Make an exact copy of the lines, leaving the pictures out.

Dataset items

[START]

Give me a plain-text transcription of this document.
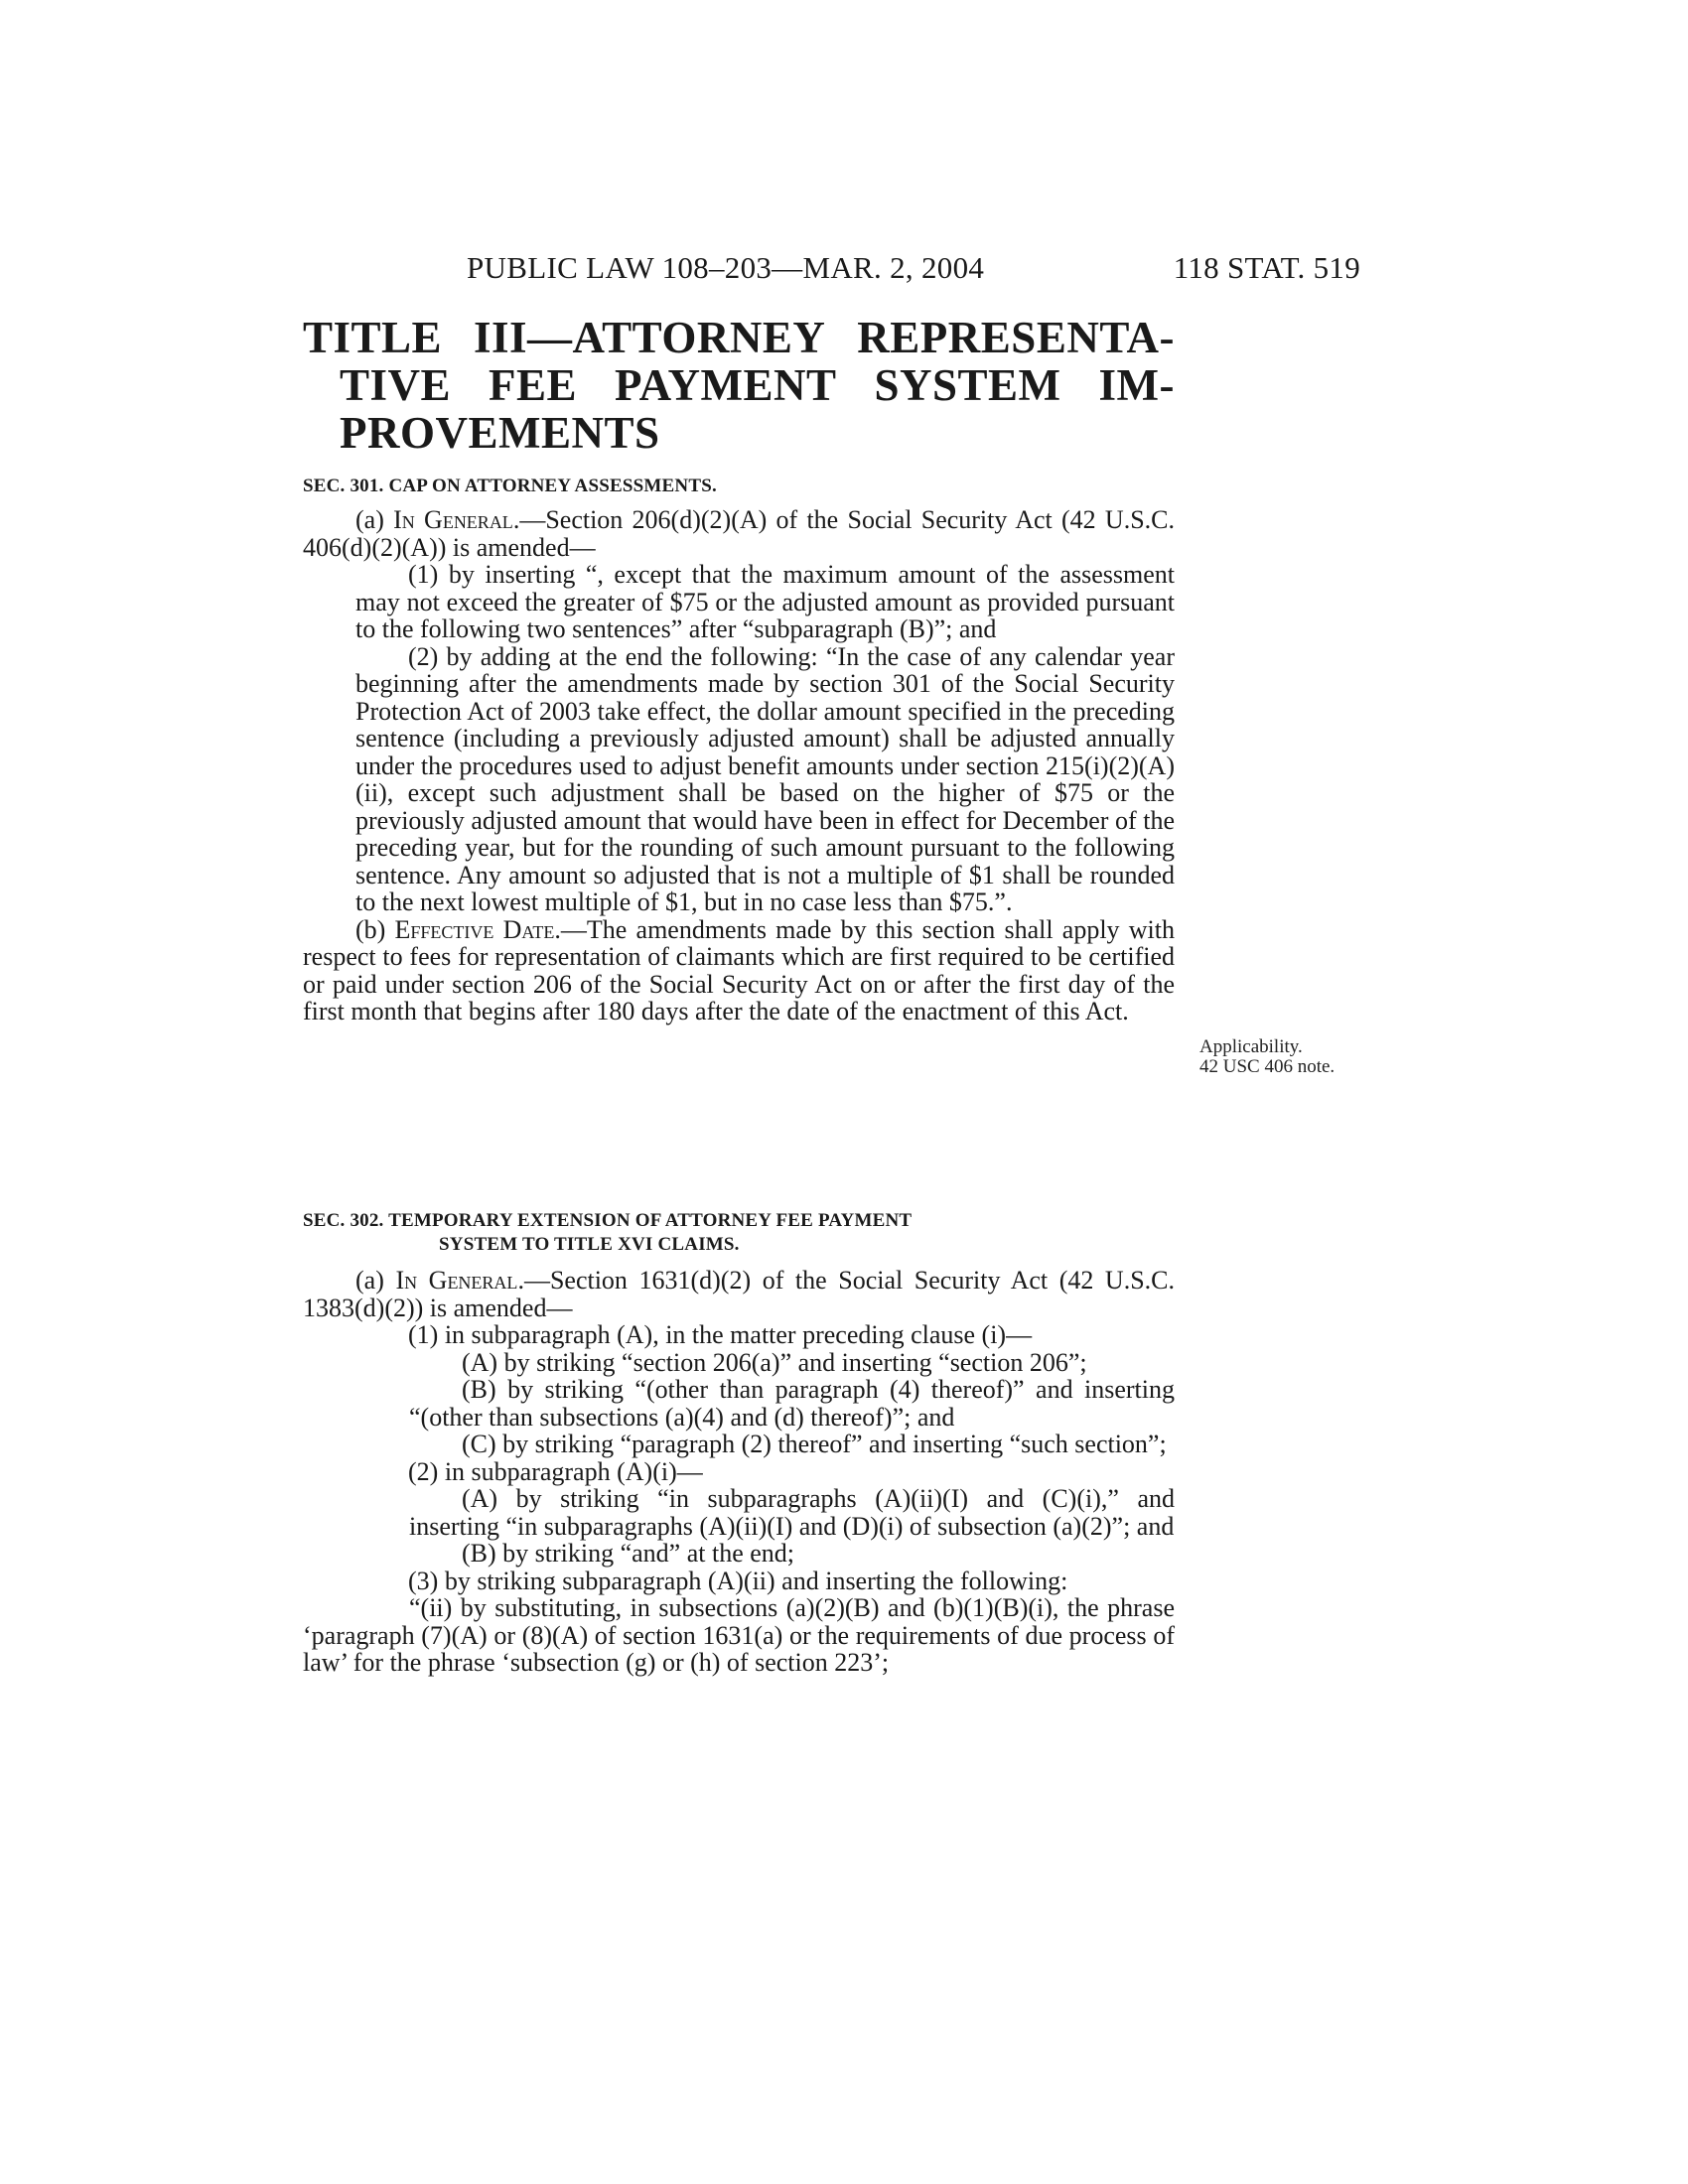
PUBLIC LAW 108–203—MAR. 2, 2004	118 STAT. 519
TITLE III—ATTORNEY REPRESENTA-
TIVE FEE PAYMENT SYSTEM IM-
PROVEMENTS
SEC. 301. CAP ON ATTORNEY ASSESSMENTS.

(a) In General.—Section 206(d)(2)(A) of the Social Security Act (42 U.S.C. 406(d)(2)(A)) is amended—

(1) by inserting “, except that the maximum amount of the assessment may not exceed the greater of $75 or the adjusted amount as provided pursuant to the following two sentences” after “subparagraph (B)”; and

(2) by adding at the end the following: “In the case of any calendar year beginning after the amendments made by section 301 of the Social Security Protection Act of 2003 take effect, the dollar amount specified in the preceding sentence (including a previously adjusted amount) shall be adjusted annually under the procedures used to adjust benefit amounts under section 215(i)(2)(A)(ii), except such adjustment shall be based on the higher of $75 or the previously adjusted amount that would have been in effect for December of the preceding year, but for the rounding of such amount pursuant to the following sentence. Any amount so adjusted that is not a multiple of $1 shall be rounded to the next lowest multiple of $1, but in no case less than $75.”.

(b) Effective Date.—The amendments made by this section shall apply with respect to fees for representation of claimants which are first required to be certified or paid under section 206 of the Social Security Act on or after the first day of the first month that begins after 180 days after the date of the enactment of this Act.

Applicability.
42 USC 406 note.
SEC. 302. TEMPORARY EXTENSION OF ATTORNEY FEE PAYMENT
SYSTEM TO TITLE XVI CLAIMS.

(a) In General.—Section 1631(d)(2) of the Social Security Act (42 U.S.C. 1383(d)(2)) is amended—

(1) in subparagraph (A), in the matter preceding clause (i)—

(A) by striking “section 206(a)” and inserting “section 206”;

(B) by striking “(other than paragraph (4) thereof)” and inserting “(other than subsections (a)(4) and (d) thereof)”; and

(C) by striking “paragraph (2) thereof” and inserting “such section”;

(2) in subparagraph (A)(i)—

(A) by striking “in subparagraphs (A)(ii)(I) and (C)(i),” and inserting “in subparagraphs (A)(ii)(I) and (D)(i) of subsection (a)(2)”; and

(B) by striking “and” at the end;

(3) by striking subparagraph (A)(ii) and inserting the following:

“(ii) by substituting, in subsections (a)(2)(B) and (b)(1)(B)(i), the phrase ‘paragraph (7)(A) or (8)(A) of section 1631(a) or the requirements of due process of law’ for the phrase ‘subsection (g) or (h) of section 223’;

[END]

= Task solution =
Give me a plain-text transcription of this document.
PUBLIC LAW 108–203—MAR. 2, 2004	118 STAT. 519
TITLE III—ATTORNEY REPRESENTA-
TIVE FEE PAYMENT SYSTEM IM-
PROVEMENTS
SEC. 301. CAP ON ATTORNEY ASSESSMENTS.

(a) In General.—Section 206(d)(2)(A) of the Social Security Act (42 U.S.C. 406(d)(2)(A)) is amended—

(1) by inserting “, except that the maximum amount of the assessment may not exceed the greater of $75 or the adjusted amount as provided pursuant to the following two sentences” after “subparagraph (B)”; and

(2) by adding at the end the following: “In the case of any calendar year beginning after the amendments made by section 301 of the Social Security Protection Act of 2003 take effect, the dollar amount specified in the preceding sentence (including a previously adjusted amount) shall be adjusted annually under the procedures used to adjust benefit amounts under section 215(i)(2)(A)(ii), except such adjustment shall be based on the higher of $75 or the previously adjusted amount that would have been in effect for December of the preceding year, but for the rounding of such amount pursuant to the following sentence. Any amount so adjusted that is not a multiple of $1 shall be rounded to the next lowest multiple of $1, but in no case less than $75.”.

(b) Effective Date.—The amendments made by this section shall apply with respect to fees for representation of claimants which are first required to be certified or paid under section 206 of the Social Security Act on or after the first day of the first month that begins after 180 days after the date of the enactment of this Act.

Applicability.
42 USC 406 note.
SEC. 302. TEMPORARY EXTENSION OF ATTORNEY FEE PAYMENT
SYSTEM TO TITLE XVI CLAIMS.

(a) In General.—Section 1631(d)(2) of the Social Security Act (42 U.S.C. 1383(d)(2)) is amended—

(1) in subparagraph (A), in the matter preceding clause (i)—

(A) by striking “section 206(a)” and inserting “section 206”;

(B) by striking “(other than paragraph (4) thereof)” and inserting “(other than subsections (a)(4) and (d) thereof)”; and

(C) by striking “paragraph (2) thereof” and inserting “such section”;

(2) in subparagraph (A)(i)—

(A) by striking “in subparagraphs (A)(ii)(I) and (C)(i),” and inserting “in subparagraphs (A)(ii)(I) and (D)(i) of subsection (a)(2)”; and

(B) by striking “and” at the end;

(3) by striking subparagraph (A)(ii) and inserting the following:

“(ii) by substituting, in subsections (a)(2)(B) and (b)(1)(B)(i), the phrase ‘paragraph (7)(A) or (8)(A) of section 1631(a) or the requirements of due process of law’ for the phrase ‘subsection (g) or (h) of section 223’;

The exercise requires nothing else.